Some records:
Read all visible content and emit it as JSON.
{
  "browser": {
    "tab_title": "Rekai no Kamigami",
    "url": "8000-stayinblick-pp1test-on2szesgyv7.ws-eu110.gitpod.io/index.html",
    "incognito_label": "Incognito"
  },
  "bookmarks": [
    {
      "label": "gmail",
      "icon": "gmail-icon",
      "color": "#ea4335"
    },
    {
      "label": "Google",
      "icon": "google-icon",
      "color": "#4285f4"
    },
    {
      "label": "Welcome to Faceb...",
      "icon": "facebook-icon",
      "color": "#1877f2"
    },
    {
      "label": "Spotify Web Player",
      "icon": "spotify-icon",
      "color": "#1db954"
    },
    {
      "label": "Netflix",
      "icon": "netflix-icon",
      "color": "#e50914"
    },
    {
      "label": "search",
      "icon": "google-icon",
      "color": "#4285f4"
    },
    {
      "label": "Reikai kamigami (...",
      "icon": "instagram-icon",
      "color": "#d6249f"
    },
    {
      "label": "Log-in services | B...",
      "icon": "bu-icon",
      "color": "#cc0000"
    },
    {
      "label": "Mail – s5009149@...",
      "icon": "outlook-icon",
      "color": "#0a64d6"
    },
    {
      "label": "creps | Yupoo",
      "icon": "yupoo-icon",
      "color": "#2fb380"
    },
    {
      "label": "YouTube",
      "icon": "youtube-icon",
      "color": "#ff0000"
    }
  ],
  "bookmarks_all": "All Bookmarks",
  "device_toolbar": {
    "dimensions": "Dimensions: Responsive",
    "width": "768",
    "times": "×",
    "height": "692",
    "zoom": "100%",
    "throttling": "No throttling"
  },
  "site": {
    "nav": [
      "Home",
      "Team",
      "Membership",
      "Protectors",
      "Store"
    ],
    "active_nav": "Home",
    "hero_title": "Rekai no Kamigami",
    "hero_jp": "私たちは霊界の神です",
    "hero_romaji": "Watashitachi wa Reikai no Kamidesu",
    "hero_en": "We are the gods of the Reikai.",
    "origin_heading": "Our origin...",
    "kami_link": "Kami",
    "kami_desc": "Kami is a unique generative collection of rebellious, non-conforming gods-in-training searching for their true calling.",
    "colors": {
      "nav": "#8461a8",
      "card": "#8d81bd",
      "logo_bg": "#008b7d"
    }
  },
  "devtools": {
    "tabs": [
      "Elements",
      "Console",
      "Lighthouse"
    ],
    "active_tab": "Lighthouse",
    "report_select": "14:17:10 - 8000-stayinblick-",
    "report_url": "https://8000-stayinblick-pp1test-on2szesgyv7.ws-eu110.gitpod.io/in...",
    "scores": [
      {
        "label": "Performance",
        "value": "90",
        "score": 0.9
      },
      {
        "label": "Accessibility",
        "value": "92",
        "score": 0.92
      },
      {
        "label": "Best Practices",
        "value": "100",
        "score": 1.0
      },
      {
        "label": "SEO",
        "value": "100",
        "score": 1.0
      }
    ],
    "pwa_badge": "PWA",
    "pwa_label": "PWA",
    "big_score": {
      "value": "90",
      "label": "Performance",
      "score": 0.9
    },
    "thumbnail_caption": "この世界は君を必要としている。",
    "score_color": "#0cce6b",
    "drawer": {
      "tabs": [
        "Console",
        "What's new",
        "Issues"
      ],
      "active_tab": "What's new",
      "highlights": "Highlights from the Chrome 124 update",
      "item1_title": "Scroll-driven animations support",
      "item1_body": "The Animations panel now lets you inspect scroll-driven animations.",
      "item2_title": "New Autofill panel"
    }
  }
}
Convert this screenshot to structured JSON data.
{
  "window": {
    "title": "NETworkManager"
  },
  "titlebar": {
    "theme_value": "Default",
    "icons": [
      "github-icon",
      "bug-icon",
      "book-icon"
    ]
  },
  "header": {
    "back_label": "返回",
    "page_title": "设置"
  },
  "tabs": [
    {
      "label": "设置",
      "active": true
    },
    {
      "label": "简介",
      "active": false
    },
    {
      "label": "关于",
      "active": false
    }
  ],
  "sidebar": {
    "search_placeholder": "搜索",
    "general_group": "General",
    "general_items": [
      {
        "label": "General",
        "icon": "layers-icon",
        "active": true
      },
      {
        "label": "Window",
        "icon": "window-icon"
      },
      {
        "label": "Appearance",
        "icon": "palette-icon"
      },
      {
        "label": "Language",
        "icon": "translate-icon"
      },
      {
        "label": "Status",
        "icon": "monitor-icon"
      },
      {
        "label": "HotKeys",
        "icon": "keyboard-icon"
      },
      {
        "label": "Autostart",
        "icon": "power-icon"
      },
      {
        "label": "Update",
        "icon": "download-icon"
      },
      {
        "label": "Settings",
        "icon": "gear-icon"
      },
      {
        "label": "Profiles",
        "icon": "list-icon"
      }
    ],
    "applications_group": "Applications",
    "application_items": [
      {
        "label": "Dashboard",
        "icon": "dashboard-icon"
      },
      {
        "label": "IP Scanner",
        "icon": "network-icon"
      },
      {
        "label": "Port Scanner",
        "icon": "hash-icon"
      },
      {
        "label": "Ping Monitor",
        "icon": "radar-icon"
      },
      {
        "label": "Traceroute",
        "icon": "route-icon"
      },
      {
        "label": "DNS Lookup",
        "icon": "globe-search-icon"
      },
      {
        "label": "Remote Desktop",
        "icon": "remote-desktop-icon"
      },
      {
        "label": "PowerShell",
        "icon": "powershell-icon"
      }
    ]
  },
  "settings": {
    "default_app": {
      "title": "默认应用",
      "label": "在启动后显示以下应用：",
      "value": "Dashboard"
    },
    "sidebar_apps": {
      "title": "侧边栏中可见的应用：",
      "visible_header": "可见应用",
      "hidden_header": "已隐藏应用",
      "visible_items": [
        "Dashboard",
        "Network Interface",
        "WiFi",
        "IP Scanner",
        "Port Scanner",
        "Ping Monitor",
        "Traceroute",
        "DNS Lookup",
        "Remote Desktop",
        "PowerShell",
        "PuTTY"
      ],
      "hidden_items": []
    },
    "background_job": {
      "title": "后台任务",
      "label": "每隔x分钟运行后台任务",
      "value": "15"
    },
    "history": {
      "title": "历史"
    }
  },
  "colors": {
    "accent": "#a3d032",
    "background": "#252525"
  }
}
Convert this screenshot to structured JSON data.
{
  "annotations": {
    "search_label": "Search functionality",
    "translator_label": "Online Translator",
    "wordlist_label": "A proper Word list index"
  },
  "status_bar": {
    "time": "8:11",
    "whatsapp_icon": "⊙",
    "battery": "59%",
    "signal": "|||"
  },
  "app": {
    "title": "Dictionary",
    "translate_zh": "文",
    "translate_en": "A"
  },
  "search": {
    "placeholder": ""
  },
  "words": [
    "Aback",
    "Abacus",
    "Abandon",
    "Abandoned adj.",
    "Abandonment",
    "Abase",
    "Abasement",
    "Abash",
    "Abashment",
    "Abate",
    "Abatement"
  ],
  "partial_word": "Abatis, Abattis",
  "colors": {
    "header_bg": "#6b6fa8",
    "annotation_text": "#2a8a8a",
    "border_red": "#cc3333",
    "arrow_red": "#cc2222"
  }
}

◆ Direction ◆
Extract, word for word, each line of the listing above.

◆ Answer ◆
Read all visible content and emit it as JSON.
{
  "browser": {
    "tab_title": "Rekai no Kamigami",
    "url": "8000-stayinblick-pp1test-on2szesgyv7.ws-eu110.gitpod.io/index.html",
    "incognito_label": "Incognito"
  },
  "bookmarks": [
    {
      "label": "gmail",
      "icon": "gmail-icon",
      "color": "#ea4335"
    },
    {
      "label": "Google",
      "icon": "google-icon",
      "color": "#4285f4"
    },
    {
      "label": "Welcome to Faceb...",
      "icon": "facebook-icon",
      "color": "#1877f2"
    },
    {
      "label": "Spotify Web Player",
      "icon": "spotify-icon",
      "color": "#1db954"
    },
    {
      "label": "Netflix",
      "icon": "netflix-icon",
      "color": "#e50914"
    },
    {
      "label": "search",
      "icon": "google-icon",
      "color": "#4285f4"
    },
    {
      "label": "Reikai kamigami (...",
      "icon": "instagram-icon",
      "color": "#d6249f"
    },
    {
      "label": "Log-in services | B...",
      "icon": "bu-icon",
      "color": "#cc0000"
    },
    {
      "label": "Mail – s5009149@...",
      "icon": "outlook-icon",
      "color": "#0a64d6"
    },
    {
      "label": "creps | Yupoo",
      "icon": "yupoo-icon",
      "color": "#2fb380"
    },
    {
      "label": "YouTube",
      "icon": "youtube-icon",
      "color": "#ff0000"
    }
  ],
  "bookmarks_all": "All Bookmarks",
  "device_toolbar": {
    "dimensions": "Dimensions: Responsive",
    "width": "768",
    "times": "×",
    "height": "692",
    "zoom": "100%",
    "throttling": "No throttling"
  },
  "site": {
    "nav": [
      "Home",
      "Team",
      "Membership",
      "Protectors",
      "Store"
    ],
    "active_nav": "Home",
    "hero_title": "Rekai no Kamigami",
    "hero_jp": "私たちは霊界の神です",
    "hero_romaji": "Watashitachi wa Reikai no Kamidesu",
    "hero_en": "We are the gods of the Reikai.",
    "origin_heading": "Our origin...",
    "kami_link": "Kami",
    "kami_desc": "Kami is a unique generative collection of rebellious, non-conforming gods-in-training searching for their true calling.",
    "colors": {
      "nav": "#8461a8",
      "card": "#8d81bd",
      "logo_bg": "#008b7d"
    }
  },
  "devtools": {
    "tabs": [
      "Elements",
      "Console",
      "Lighthouse"
    ],
    "active_tab": "Lighthouse",
    "report_select": "14:17:10 - 8000-stayinblick-",
    "report_url": "https://8000-stayinblick-pp1test-on2szesgyv7.ws-eu110.gitpod.io/in...",
    "scores": [
      {
        "label": "Performance",
        "value": "90",
        "score": 0.9
      },
      {
        "label": "Accessibility",
        "value": "92",
        "score": 0.92
      },
      {
        "label": "Best Practices",
        "value": "100",
        "score": 1.0
      },
      {
        "label": "SEO",
        "value": "100",
        "score": 1.0
      }
    ],
    "pwa_badge": "PWA",
    "pwa_label": "PWA",
    "big_score": {
      "value": "90",
      "label": "Performance",
      "score": 0.9
    },
    "thumbnail_caption": "この世界は君を必要としている。",
    "score_color": "#0cce6b",
    "drawer": {
      "tabs": [
        "Console",
        "What's new",
        "Issues"
      ],
      "active_tab": "What's new",
      "highlights": "Highlights from the Chrome 124 update",
      "item1_title": "Scroll-driven animations support",
      "item1_body": "The Animations panel now lets you inspect scroll-driven animations.",
      "item2_title": "New Autofill panel"
    }
  }
}
Convert this screenshot to structured JSON data.
{
  "window": {
    "title": "NETworkManager"
  },
  "titlebar": {
    "theme_value": "Default",
    "icons": [
      "github-icon",
      "bug-icon",
      "book-icon"
    ]
  },
  "header": {
    "back_label": "返回",
    "page_title": "设置"
  },
  "tabs": [
    {
      "label": "设置",
      "active": true
    },
    {
      "label": "简介",
      "active": false
    },
    {
      "label": "关于",
      "active": false
    }
  ],
  "sidebar": {
    "search_placeholder": "搜索",
    "general_group": "General",
    "general_items": [
      {
        "label": "General",
        "icon": "layers-icon",
        "active": true
      },
      {
        "label": "Window",
        "icon": "window-icon"
      },
      {
        "label": "Appearance",
        "icon": "palette-icon"
      },
      {
        "label": "Language",
        "icon": "translate-icon"
      },
      {
        "label": "Status",
        "icon": "monitor-icon"
      },
      {
        "label": "HotKeys",
        "icon": "keyboard-icon"
      },
      {
        "label": "Autostart",
        "icon": "power-icon"
      },
      {
        "label": "Update",
        "icon": "download-icon"
      },
      {
        "label": "Settings",
        "icon": "gear-icon"
      },
      {
        "label": "Profiles",
        "icon": "list-icon"
      }
    ],
    "applications_group": "Applications",
    "application_items": [
      {
        "label": "Dashboard",
        "icon": "dashboard-icon"
      },
      {
        "label": "IP Scanner",
        "icon": "network-icon"
      },
      {
        "label": "Port Scanner",
        "icon": "hash-icon"
      },
      {
        "label": "Ping Monitor",
        "icon": "radar-icon"
      },
      {
        "label": "Traceroute",
        "icon": "route-icon"
      },
      {
        "label": "DNS Lookup",
        "icon": "globe-search-icon"
      },
      {
        "label": "Remote Desktop",
        "icon": "remote-desktop-icon"
      },
      {
        "label": "PowerShell",
        "icon": "powershell-icon"
      }
    ]
  },
  "settings": {
    "default_app": {
      "title": "默认应用",
      "label": "在启动后显示以下应用：",
      "value": "Dashboard"
    },
    "sidebar_apps": {
      "title": "侧边栏中可见的应用：",
      "visible_header": "可见应用",
      "hidden_header": "已隐藏应用",
      "visible_items": [
        "Dashboard",
        "Network Interface",
        "WiFi",
        "IP Scanner",
        "Port Scanner",
        "Ping Monitor",
        "Traceroute",
        "DNS Lookup",
        "Remote Desktop",
        "PowerShell",
        "PuTTY"
      ],
      "hidden_items": []
    },
    "background_job": {
      "title": "后台任务",
      "label": "每隔x分钟运行后台任务",
      "value": "15"
    },
    "history": {
      "title": "历史"
    }
  },
  "colors": {
    "accent": "#a3d032",
    "background": "#252525"
  }
}
Convert this screenshot to structured JSON data.
{
  "annotations": {
    "search_label": "Search functionality",
    "translator_label": "Online Translator",
    "wordlist_label": "A proper Word list index"
  },
  "status_bar": {
    "time": "8:11",
    "whatsapp_icon": "⊙",
    "battery": "59%",
    "signal": "|||"
  },
  "app": {
    "title": "Dictionary",
    "translate_zh": "文",
    "translate_en": "A"
  },
  "search": {
    "placeholder": ""
  },
  "words": [
    "Aback",
    "Abacus",
    "Abandon",
    "Abandoned adj.",
    "Abandonment",
    "Abase",
    "Abasement",
    "Abash",
    "Abashment",
    "Abate",
    "Abatement"
  ],
  "partial_word": "Abatis, Abattis",
  "colors": {
    "header_bg": "#6b6fa8",
    "annotation_text": "#2a8a8a",
    "border_red": "#cc3333",
    "arrow_red": "#cc2222"
  }
}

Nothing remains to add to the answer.